Collection entries:
※ ※ ※
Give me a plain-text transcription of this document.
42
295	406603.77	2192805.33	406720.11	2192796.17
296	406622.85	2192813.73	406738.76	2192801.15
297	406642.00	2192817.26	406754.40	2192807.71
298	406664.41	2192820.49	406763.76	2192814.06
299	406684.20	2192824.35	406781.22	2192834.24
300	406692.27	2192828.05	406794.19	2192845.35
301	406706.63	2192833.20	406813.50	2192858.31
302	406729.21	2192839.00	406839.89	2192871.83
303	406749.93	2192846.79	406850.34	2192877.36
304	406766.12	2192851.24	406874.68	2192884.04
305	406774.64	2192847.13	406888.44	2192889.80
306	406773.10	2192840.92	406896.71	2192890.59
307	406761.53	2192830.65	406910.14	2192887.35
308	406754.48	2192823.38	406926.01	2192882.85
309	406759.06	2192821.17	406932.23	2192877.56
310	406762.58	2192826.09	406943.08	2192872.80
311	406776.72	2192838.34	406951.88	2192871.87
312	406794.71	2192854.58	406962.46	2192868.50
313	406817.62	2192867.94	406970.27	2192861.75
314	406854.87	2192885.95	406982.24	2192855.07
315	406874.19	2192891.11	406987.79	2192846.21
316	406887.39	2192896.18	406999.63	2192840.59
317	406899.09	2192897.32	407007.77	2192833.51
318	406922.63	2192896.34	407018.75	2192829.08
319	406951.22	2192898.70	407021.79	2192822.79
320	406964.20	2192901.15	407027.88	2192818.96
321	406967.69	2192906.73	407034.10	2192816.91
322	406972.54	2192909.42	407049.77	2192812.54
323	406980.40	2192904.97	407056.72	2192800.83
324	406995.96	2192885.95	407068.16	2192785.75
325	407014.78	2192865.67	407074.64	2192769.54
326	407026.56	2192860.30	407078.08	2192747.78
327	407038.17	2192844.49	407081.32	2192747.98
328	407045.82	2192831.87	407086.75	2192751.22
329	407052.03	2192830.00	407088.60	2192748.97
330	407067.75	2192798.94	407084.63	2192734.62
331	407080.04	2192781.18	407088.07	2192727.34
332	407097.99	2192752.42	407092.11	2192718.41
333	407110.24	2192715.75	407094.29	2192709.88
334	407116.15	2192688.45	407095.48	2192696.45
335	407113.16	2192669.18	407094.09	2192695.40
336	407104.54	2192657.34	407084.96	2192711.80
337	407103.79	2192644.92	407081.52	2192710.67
※ ※ ※
# INSTRUCTIONS FOR THE TASK:
Faithfully transcribe the whole of the data.

# ANSWER BELOW:
Give me a plain-text transcription of this document.
42
295	406603.77	2192805.33	406720.11	2192796.17
296	406622.85	2192813.73	406738.76	2192801.15
297	406642.00	2192817.26	406754.40	2192807.71
298	406664.41	2192820.49	406763.76	2192814.06
299	406684.20	2192824.35	406781.22	2192834.24
300	406692.27	2192828.05	406794.19	2192845.35
301	406706.63	2192833.20	406813.50	2192858.31
302	406729.21	2192839.00	406839.89	2192871.83
303	406749.93	2192846.79	406850.34	2192877.36
304	406766.12	2192851.24	406874.68	2192884.04
305	406774.64	2192847.13	406888.44	2192889.80
306	406773.10	2192840.92	406896.71	2192890.59
307	406761.53	2192830.65	406910.14	2192887.35
308	406754.48	2192823.38	406926.01	2192882.85
309	406759.06	2192821.17	406932.23	2192877.56
310	406762.58	2192826.09	406943.08	2192872.80
311	406776.72	2192838.34	406951.88	2192871.87
312	406794.71	2192854.58	406962.46	2192868.50
313	406817.62	2192867.94	406970.27	2192861.75
314	406854.87	2192885.95	406982.24	2192855.07
315	406874.19	2192891.11	406987.79	2192846.21
316	406887.39	2192896.18	406999.63	2192840.59
317	406899.09	2192897.32	407007.77	2192833.51
318	406922.63	2192896.34	407018.75	2192829.08
319	406951.22	2192898.70	407021.79	2192822.79
320	406964.20	2192901.15	407027.88	2192818.96
321	406967.69	2192906.73	407034.10	2192816.91
322	406972.54	2192909.42	407049.77	2192812.54
323	406980.40	2192904.97	407056.72	2192800.83
324	406995.96	2192885.95	407068.16	2192785.75
325	407014.78	2192865.67	407074.64	2192769.54
326	407026.56	2192860.30	407078.08	2192747.78
327	407038.17	2192844.49	407081.32	2192747.98
328	407045.82	2192831.87	407086.75	2192751.22
329	407052.03	2192830.00	407088.60	2192748.97
330	407067.75	2192798.94	407084.63	2192734.62
331	407080.04	2192781.18	407088.07	2192727.34
332	407097.99	2192752.42	407092.11	2192718.41
333	407110.24	2192715.75	407094.29	2192709.88
334	407116.15	2192688.45	407095.48	2192696.45
335	407113.16	2192669.18	407094.09	2192695.40
336	407104.54	2192657.34	407084.96	2192711.80
337	407103.79	2192644.92	407081.52	2192710.67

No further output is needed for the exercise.